At the Ummatics Institute, as a contribution to the research aspect of this work, we encourage scholarship on three types of questions: the why (making the case for Muslim unification), the how (developing and evaluating strategies of transformation and integration at various levels), and the what (institutional design for a modern caliphate and its legal, social, political, and economic dimensions).

Focusing on the “why” in this series of papers, we assess some common objections to, and sources of skepticism about, the gargantuan aim of the political unification that could ultimately affect two billion Muslims spread across some fifty states across the globe, some 22 to 30 percent of whom live as minorities in non-Muslim-majority states.2 Before we address the “why” in detail in forthcoming papers, in this introductory piece we pave the way by discussing some of the key terms (unity, solidarity, khilāfa) and briefly outlining important aspects of the “what” and the “how”.

Hold on to Allah’s rope: On unity and solidarity

We begin by explaining what we mean by words such as “unity” and “solidarity”, since lack of clarity often leads to discord and confusion. Allah commands unity both in itself as a primary command (“hold on to Allah’s rope all together and be not divided”)3 and as a condition for the well-being of the Umma, the world at large, and establishment of the divine order.4 Sometimes, “unity” means sameness and homogeneity, as distinct from “solidarity”, which connotes shared bonds and interests with recognition of individual differences. Given the emphasis on individuality today, it is fashionable to view solidarity as good, and unity bad.

We can transcend such linguistic confusion by recognizing that every unity requires tolerance of some differences, while sustaining homogeneity in non-negotiable matters. The key question, then, is what are the respects in which sameness is required and for whose sake differences in other respects are tolerated, even encouraged. In fact, the fault line between unity and tolerance in any religion, ideology, or community defines its essence. Overreaching in favor of uniformity can be just as harmful as its neglect. The extent and nature of unity required also depends on the nature and aspiration of the given community: only minimal unity is needed if there is no collective mandate other than surviving and perhaps having a good time, like people on a picnic. A stronger bond is needed if the mandate is collective action, such as in an army or a corporation.

[Lines of data]
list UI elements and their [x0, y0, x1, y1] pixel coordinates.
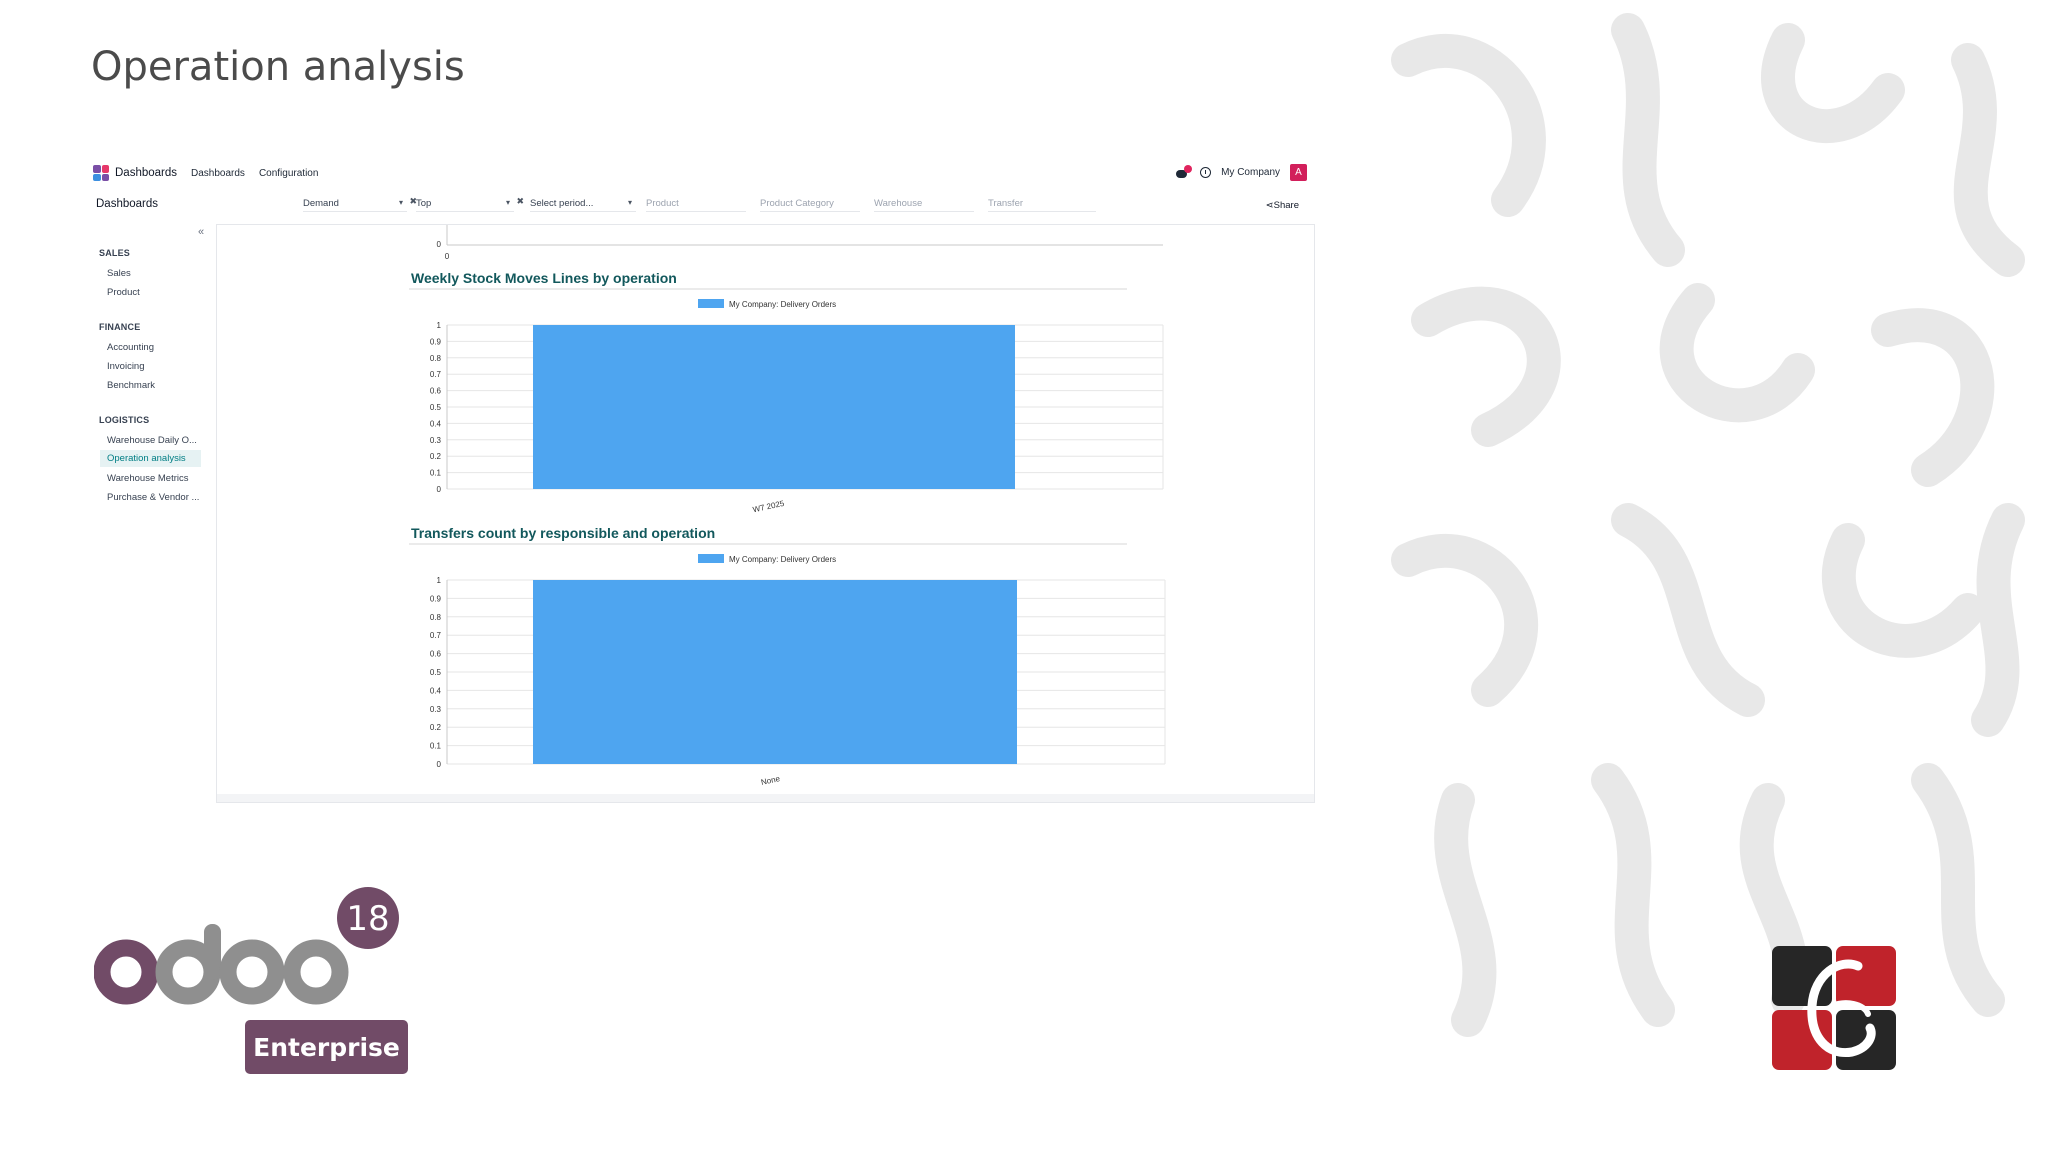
- activity-clock-icon[interactable]: [1200, 167, 1212, 178]
- share-icon: ⋖: [1265, 200, 1274, 211]
- filter-transfer[interactable]: Transfer: [988, 198, 1096, 212]
- sidebar-item-benchmark[interactable]: Benchmark: [107, 377, 211, 394]
- filter-demand[interactable]: Demand ▾ ✖: [303, 196, 417, 212]
- chart-1-y-tick-label-2: 0.2: [430, 452, 442, 461]
- chart-1-y-tick-label-0: 0: [437, 485, 442, 494]
- dashboard-sidebar: « SALES Sales Product FINANCE Accounting…: [90, 224, 216, 803]
- chart-1-y-tick-label-4: 0.4: [430, 419, 442, 428]
- section-sales: SALES: [99, 248, 131, 258]
- chart-2-bar-0: [533, 580, 1017, 764]
- clear-icon[interactable]: ✖: [516, 196, 524, 207]
- chart-1-bar-0: [533, 325, 1015, 489]
- dashboard-content: 0 0 Weekly Stock Moves Lines by operation M…: [216, 224, 1315, 803]
- enterprise-badge: Enterprise: [245, 1020, 408, 1074]
- control-bar: Dashboards Demand ▾ ✖ Top ▾ ✖ Select per…: [90, 194, 1315, 224]
- chart-2-title: Transfers count by responsible and opera…: [411, 525, 715, 541]
- chart-1-x-tick-label: W7 2025: [752, 499, 786, 515]
- chart-1-title: Weekly Stock Moves Lines by operation: [411, 270, 677, 286]
- chart-2-y-tick-label-9: 0.9: [430, 594, 442, 603]
- chart-2-y-tick-label-8: 0.8: [430, 613, 442, 622]
- sidebar-item-invoicing[interactable]: Invoicing: [107, 358, 211, 375]
- chart-2-y-tick-label-2: 0.2: [430, 723, 442, 732]
- partner-brand-logo: [1772, 946, 1896, 1070]
- top-navbar: Dashboards Dashboards Configuration My C…: [90, 158, 1315, 188]
- filter-period[interactable]: Select period... ▾: [530, 198, 636, 212]
- filter-demand-value: Demand: [303, 198, 339, 209]
- filter-top[interactable]: Top ▾ ✖: [416, 196, 524, 212]
- partial-chart-y-tick-label: 0: [437, 240, 442, 249]
- filter-period-value: Select period...: [530, 198, 594, 209]
- partial-chart-x-tick-label: 0: [445, 252, 450, 261]
- chart-2-legend-label: My Company: Delivery Orders: [729, 555, 836, 564]
- nav-menu-configuration[interactable]: Configuration: [259, 168, 318, 179]
- chart-2-legend-swatch: [698, 554, 724, 563]
- chart-2-y-tick-label-3: 0.3: [430, 705, 442, 714]
- sidebar-item-warehouse-metrics[interactable]: Warehouse Metrics: [107, 470, 211, 487]
- filter-product-category[interactable]: Product Category: [760, 198, 860, 212]
- filter-product[interactable]: Product: [646, 198, 746, 212]
- chart-2-y-tick-label-4: 0.4: [430, 686, 442, 695]
- chart-1-y-tick-label-7: 0.7: [430, 370, 442, 379]
- chart-2-x-tick-label: None: [760, 774, 781, 787]
- user-avatar[interactable]: A: [1290, 164, 1307, 181]
- charts-canvas: 00Weekly Stock Moves Lines by operationM…: [409, 225, 1166, 787]
- filter-top-value: Top: [416, 198, 432, 209]
- sidebar-item-accounting[interactable]: Accounting: [107, 339, 211, 356]
- share-button[interactable]: ⋖Share: [1266, 200, 1299, 211]
- chart-1-y-tick-label-6: 0.6: [430, 387, 442, 396]
- odoo-letter-d-stem: [204, 924, 221, 980]
- company-switcher[interactable]: My Company: [1221, 167, 1280, 178]
- chevron-down-icon: ▾: [505, 198, 510, 207]
- slide-title: Operation analysis: [91, 44, 465, 90]
- chart-1-y-tick-label-3: 0.3: [430, 436, 442, 445]
- chart-1-y-tick-label-1: 0.1: [430, 469, 442, 478]
- sidebar-item-sales[interactable]: Sales: [107, 265, 211, 282]
- chart-2-y-tick-label-6: 0.6: [430, 650, 442, 659]
- sidebar-item-product[interactable]: Product: [107, 284, 211, 301]
- version-badge-text: 18: [346, 899, 389, 939]
- odoo-letter-o2: [219, 939, 285, 1005]
- nav-app-name[interactable]: Dashboards: [115, 167, 177, 179]
- decorative-swirl-background: [1368, 0, 2048, 1152]
- share-label: Share: [1273, 200, 1299, 211]
- nav-menu-dashboards[interactable]: Dashboards: [191, 168, 245, 179]
- dashboards-app-icon[interactable]: [93, 165, 109, 181]
- breadcrumb[interactable]: Dashboards: [96, 198, 158, 210]
- chart-2-y-tick-label-1: 0.1: [430, 742, 442, 751]
- chevron-down-icon: ▾: [627, 198, 632, 207]
- chat-badge: [1184, 164, 1193, 173]
- chart-2-y-tick-label-10: 1: [437, 576, 442, 585]
- chart-1-y-tick-label-9: 0.9: [430, 337, 442, 346]
- sidebar-item-operation-analysis[interactable]: Operation analysis: [100, 450, 201, 467]
- chart-1-y-tick-label-10: 1: [437, 321, 442, 330]
- filter-warehouse-placeholder: Warehouse: [874, 198, 923, 209]
- chart-1-legend-swatch: [698, 299, 724, 308]
- chart-2-y-tick-label-5: 0.5: [430, 668, 442, 677]
- collapse-sidebar-icon[interactable]: «: [198, 226, 204, 238]
- filter-product-placeholder: Product: [646, 198, 679, 209]
- sidebar-item-warehouse-daily[interactable]: Warehouse Daily O...: [107, 432, 211, 449]
- sidebar-item-purchase-vendor[interactable]: Purchase & Vendor ...: [107, 489, 211, 506]
- filter-warehouse[interactable]: Warehouse: [874, 198, 974, 212]
- chart-1-y-tick-label-8: 0.8: [430, 354, 442, 363]
- filter-transfer-placeholder: Transfer: [988, 198, 1024, 209]
- section-logistics: LOGISTICS: [99, 415, 150, 425]
- chart-2-y-tick-label-0: 0: [437, 760, 442, 769]
- odoo-app-screenshot: Dashboards Dashboards Configuration My C…: [90, 158, 1315, 803]
- filter-product-category-placeholder: Product Category: [760, 198, 834, 209]
- chat-icon[interactable]: [1176, 164, 1193, 179]
- chevron-down-icon: ▾: [398, 198, 403, 207]
- chart-2-y-tick-label-7: 0.7: [430, 631, 442, 640]
- chart-1-legend-label: My Company: Delivery Orders: [729, 300, 836, 309]
- section-finance: FINANCE: [99, 322, 141, 332]
- odoo-letter-o: [94, 939, 159, 1005]
- odoo-letter-o3: [283, 939, 349, 1005]
- chart-1-y-tick-label-5: 0.5: [430, 403, 442, 412]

WRITTEN REQUEST A →
Do the following statements agree with the passage on Muslim unity? Answer yes or no for each, quoting the words of the passage that decide it. (i) The Ummatics Institute encourages scholarship on three types of questions. (ii) According to the passage, it is fashionable to view solidarity as bad. (iii) A stronger bond is needed when the mandate is collective action.
WRITTEN REQUEST B →
Update the passage on Muslim unity by writing it out again from the words "We begin by" through the words "and unity bad.", with "discord" changed to "disagreement".

TASK OUTPUT A →
(i) Yes: "we encourage scholarship on three types of questions"
(ii) No: "it is fashionable to view solidarity as good, and unity bad."
(iii) Yes: "A stronger bond is needed if the mandate is collective action, such as in an army or a corporation."

TASK OUTPUT B →
We begin by explaining what we mean by words such as “unity” and “solidarity”, since lack of clarity often leads to disagreement and confusion. Allah commands unity both in itself as a primary command (“hold on to Allah’s rope all together and be not divided”)3 and as a condition for the well-being of the Umma, the world at large, and establishment of the divine order.4 Sometimes, “unity” means sameness and homogeneity, as distinct from “solidarity”, which connotes shared bonds and interests with recognition of individual differences. Given the emphasis on individuality today, it is fashionable to view solidarity as good, and unity bad.